__Record set__

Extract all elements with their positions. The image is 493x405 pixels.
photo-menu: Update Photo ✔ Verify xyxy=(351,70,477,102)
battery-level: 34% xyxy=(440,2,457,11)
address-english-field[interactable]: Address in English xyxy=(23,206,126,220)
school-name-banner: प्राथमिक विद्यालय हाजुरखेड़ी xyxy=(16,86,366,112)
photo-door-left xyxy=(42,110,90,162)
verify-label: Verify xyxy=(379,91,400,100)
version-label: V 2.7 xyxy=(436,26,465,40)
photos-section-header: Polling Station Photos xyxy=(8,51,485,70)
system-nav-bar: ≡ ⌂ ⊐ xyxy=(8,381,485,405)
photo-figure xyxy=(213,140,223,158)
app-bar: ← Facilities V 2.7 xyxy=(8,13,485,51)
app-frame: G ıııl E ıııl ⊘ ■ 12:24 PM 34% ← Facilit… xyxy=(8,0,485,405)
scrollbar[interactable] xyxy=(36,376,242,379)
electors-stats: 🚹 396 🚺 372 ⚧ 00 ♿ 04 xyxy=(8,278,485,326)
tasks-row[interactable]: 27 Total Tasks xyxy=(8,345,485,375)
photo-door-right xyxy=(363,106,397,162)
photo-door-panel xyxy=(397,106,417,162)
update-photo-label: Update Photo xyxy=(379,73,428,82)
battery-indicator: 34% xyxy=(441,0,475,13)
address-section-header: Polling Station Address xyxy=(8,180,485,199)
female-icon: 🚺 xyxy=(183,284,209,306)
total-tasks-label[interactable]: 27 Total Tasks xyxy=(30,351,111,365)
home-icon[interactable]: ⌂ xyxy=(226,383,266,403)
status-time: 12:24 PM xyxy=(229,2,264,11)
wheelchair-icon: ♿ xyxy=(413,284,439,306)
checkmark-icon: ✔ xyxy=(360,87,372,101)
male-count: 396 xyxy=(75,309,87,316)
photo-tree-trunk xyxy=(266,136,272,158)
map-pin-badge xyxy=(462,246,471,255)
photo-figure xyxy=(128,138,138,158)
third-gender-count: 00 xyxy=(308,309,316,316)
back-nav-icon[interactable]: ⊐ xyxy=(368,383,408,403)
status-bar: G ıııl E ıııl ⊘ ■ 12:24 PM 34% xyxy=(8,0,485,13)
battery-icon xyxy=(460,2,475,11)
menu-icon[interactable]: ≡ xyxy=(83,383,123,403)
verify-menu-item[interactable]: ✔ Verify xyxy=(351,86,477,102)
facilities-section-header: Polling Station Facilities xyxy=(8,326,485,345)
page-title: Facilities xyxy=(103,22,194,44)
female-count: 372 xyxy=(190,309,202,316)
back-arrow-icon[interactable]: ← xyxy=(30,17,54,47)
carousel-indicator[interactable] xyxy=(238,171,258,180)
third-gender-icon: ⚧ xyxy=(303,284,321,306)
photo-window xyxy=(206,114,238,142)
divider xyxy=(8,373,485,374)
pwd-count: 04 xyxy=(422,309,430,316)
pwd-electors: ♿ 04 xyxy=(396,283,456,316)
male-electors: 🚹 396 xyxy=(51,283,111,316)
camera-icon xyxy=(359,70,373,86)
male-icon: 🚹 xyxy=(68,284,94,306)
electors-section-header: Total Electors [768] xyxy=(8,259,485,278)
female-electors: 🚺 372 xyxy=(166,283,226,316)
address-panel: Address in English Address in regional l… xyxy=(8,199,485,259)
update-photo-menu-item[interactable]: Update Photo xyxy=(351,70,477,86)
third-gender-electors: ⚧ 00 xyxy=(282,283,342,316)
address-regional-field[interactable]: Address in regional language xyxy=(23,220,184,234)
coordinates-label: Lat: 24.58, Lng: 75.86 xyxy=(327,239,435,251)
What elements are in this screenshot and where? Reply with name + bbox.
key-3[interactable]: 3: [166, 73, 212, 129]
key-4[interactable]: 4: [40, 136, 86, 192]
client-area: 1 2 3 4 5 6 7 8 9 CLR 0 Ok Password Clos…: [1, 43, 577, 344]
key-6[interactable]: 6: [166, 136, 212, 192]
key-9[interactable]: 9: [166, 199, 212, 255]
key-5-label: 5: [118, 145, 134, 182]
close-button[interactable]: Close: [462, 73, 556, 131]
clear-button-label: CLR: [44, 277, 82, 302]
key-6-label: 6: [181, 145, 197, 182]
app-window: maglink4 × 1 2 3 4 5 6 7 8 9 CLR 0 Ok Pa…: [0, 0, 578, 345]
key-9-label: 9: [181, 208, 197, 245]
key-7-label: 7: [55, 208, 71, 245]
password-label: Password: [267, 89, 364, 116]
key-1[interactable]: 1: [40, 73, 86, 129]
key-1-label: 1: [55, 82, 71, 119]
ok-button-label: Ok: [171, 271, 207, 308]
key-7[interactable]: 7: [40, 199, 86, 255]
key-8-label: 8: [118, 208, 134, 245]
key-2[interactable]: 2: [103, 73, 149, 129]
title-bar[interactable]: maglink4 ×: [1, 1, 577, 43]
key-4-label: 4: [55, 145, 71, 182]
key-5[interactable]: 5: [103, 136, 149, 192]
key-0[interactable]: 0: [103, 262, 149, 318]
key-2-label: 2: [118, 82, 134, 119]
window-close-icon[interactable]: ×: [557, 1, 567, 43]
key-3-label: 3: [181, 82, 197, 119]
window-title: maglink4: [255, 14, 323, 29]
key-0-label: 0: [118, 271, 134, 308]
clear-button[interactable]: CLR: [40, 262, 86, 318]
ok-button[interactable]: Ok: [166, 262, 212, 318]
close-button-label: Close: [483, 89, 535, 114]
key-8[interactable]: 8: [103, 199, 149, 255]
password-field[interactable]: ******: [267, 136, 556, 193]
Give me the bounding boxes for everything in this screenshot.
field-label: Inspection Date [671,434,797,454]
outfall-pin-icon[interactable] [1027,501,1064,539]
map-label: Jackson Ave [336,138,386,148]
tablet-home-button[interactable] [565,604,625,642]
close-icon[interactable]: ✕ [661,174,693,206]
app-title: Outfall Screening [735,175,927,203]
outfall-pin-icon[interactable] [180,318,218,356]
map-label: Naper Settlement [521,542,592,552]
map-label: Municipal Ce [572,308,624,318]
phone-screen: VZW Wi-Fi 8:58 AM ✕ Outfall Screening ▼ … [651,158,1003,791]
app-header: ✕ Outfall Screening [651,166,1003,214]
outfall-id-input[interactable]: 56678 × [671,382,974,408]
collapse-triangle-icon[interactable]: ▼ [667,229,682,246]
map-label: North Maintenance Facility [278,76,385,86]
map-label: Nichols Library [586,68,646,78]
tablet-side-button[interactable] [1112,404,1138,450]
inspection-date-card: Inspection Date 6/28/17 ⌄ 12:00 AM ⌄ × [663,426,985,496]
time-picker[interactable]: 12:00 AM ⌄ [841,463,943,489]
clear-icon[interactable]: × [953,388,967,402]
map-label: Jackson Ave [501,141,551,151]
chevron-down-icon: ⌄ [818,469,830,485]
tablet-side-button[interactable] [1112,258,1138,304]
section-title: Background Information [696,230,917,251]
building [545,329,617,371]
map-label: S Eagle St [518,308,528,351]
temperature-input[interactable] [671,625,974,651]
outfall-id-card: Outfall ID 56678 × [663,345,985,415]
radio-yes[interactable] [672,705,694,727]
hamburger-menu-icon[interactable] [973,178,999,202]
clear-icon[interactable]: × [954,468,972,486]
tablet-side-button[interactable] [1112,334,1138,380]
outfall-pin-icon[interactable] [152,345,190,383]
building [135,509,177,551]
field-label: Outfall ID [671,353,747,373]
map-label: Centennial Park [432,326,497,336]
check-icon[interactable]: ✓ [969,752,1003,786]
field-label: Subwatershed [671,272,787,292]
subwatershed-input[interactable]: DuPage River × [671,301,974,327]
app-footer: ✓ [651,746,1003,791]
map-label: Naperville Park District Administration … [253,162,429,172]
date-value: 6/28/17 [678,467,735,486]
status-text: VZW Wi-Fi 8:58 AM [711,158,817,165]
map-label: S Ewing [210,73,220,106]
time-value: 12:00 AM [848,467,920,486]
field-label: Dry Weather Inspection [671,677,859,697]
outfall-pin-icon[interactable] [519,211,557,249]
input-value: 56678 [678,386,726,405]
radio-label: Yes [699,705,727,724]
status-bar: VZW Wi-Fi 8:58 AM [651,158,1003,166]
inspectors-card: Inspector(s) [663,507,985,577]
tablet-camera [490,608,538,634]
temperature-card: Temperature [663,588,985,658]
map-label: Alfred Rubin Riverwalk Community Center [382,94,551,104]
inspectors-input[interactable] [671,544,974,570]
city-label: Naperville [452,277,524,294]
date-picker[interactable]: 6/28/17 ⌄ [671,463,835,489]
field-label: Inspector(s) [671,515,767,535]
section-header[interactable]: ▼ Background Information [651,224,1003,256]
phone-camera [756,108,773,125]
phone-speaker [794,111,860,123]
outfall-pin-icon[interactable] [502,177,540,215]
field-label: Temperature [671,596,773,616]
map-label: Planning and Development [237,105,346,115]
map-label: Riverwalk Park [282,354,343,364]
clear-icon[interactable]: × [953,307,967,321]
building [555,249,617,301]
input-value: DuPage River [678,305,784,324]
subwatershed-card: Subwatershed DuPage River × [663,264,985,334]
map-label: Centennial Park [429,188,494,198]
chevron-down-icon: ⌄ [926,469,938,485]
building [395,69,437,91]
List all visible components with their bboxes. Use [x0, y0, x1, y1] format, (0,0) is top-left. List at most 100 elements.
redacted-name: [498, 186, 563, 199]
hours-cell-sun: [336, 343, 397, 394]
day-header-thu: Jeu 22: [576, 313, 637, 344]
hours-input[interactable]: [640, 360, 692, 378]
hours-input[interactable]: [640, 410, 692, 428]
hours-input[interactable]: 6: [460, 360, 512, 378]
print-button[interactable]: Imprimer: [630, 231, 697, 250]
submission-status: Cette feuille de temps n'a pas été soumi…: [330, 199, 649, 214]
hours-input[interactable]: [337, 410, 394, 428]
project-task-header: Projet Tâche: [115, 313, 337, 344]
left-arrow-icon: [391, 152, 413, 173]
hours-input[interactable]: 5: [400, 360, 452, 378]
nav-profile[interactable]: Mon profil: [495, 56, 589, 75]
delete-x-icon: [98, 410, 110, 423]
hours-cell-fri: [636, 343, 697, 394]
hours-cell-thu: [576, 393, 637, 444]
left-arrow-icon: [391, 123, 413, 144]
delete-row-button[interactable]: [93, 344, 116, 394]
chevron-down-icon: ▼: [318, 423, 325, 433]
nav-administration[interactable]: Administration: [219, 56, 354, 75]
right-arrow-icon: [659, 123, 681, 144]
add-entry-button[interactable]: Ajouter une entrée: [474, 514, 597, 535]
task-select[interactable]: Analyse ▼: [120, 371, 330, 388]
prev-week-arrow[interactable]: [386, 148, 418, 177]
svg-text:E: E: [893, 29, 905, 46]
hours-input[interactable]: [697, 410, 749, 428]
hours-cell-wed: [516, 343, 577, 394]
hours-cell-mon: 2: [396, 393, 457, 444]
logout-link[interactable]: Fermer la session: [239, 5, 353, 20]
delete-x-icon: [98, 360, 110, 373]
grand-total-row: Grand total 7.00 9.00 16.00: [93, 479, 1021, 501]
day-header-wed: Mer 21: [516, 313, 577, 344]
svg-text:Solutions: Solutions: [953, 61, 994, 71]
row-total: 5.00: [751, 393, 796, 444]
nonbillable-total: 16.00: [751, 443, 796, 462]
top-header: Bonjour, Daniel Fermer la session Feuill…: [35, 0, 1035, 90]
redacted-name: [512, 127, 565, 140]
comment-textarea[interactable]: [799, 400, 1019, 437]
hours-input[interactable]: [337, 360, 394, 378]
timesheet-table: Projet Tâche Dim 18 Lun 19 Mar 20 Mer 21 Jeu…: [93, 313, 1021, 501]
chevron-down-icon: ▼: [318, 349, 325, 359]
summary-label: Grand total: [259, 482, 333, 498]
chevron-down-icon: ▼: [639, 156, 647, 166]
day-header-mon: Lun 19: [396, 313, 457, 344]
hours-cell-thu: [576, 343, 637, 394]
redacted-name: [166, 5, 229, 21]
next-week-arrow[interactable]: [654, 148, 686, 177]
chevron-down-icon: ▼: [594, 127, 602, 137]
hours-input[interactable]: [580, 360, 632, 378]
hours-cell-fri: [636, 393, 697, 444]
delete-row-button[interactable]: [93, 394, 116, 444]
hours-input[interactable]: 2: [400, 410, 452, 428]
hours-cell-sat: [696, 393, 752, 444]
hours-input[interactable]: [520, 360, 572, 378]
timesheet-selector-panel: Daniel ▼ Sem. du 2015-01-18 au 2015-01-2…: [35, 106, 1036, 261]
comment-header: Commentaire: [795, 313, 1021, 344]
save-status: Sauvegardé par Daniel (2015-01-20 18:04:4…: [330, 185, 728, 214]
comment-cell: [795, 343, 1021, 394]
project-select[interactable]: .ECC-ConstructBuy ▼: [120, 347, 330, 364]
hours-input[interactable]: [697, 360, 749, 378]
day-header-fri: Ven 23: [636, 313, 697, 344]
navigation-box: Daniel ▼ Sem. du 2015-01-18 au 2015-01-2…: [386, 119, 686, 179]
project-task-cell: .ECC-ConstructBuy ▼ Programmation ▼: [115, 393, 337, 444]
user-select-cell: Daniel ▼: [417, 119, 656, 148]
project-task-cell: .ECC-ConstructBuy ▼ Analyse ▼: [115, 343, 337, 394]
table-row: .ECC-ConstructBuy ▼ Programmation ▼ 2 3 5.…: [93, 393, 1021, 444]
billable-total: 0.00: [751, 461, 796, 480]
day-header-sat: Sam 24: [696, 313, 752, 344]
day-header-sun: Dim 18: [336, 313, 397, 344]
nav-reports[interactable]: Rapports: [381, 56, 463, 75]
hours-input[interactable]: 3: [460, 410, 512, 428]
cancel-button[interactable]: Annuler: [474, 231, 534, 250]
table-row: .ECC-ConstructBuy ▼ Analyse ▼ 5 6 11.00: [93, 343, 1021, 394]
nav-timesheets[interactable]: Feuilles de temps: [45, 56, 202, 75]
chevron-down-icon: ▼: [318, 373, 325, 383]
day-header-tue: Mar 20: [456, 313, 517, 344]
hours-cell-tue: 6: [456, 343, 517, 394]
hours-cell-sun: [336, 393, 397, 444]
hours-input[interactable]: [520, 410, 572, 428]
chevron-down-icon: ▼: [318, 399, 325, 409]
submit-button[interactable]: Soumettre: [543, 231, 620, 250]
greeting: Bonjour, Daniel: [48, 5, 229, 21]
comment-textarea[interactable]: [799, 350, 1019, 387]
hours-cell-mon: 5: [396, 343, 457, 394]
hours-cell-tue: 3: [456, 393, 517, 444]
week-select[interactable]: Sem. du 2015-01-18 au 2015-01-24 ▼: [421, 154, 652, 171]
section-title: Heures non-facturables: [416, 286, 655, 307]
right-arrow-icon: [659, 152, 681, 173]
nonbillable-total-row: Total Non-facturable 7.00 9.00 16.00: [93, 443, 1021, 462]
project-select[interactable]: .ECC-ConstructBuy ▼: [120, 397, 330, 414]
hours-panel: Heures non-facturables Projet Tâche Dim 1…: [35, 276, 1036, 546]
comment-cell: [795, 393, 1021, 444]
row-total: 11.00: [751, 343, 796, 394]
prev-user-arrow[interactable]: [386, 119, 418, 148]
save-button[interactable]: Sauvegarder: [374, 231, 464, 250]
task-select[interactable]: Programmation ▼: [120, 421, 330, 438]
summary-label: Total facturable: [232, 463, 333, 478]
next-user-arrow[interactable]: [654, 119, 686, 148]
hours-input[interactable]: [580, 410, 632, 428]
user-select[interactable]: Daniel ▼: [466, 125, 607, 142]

__What the task asks__
Rewrite the rows from the first one through the line containing "tasks-row[interactable]: 27 Total", replacing "Address in English" with "Address in Hindi" and leaving everything else unchanged.

__Full output__
Extract all elements with their positions. The image is 493x405 pixels.
photo-menu: Update Photo ✔ Verify xyxy=(351,70,477,102)
battery-level: 34% xyxy=(440,2,457,11)
address-english-field[interactable]: Address in Hindi xyxy=(23,206,126,220)
school-name-banner: प्राथमिक विद्यालय हाजुरखेड़ी xyxy=(16,86,366,112)
photo-door-left xyxy=(42,110,90,162)
verify-label: Verify xyxy=(379,91,400,100)
version-label: V 2.7 xyxy=(436,26,465,40)
photos-section-header: Polling Station Photos xyxy=(8,51,485,70)
system-nav-bar: ≡ ⌂ ⊐ xyxy=(8,381,485,405)
photo-figure xyxy=(213,140,223,158)
app-bar: ← Facilities V 2.7 xyxy=(8,13,485,51)
app-frame: G ıııl E ıııl ⊘ ■ 12:24 PM 34% ← Facilit… xyxy=(8,0,485,405)
scrollbar[interactable] xyxy=(36,376,242,379)
electors-stats: 🚹 396 🚺 372 ⚧ 00 ♿ 04 xyxy=(8,278,485,326)
tasks-row[interactable]: 27 Total Tasks xyxy=(8,345,485,375)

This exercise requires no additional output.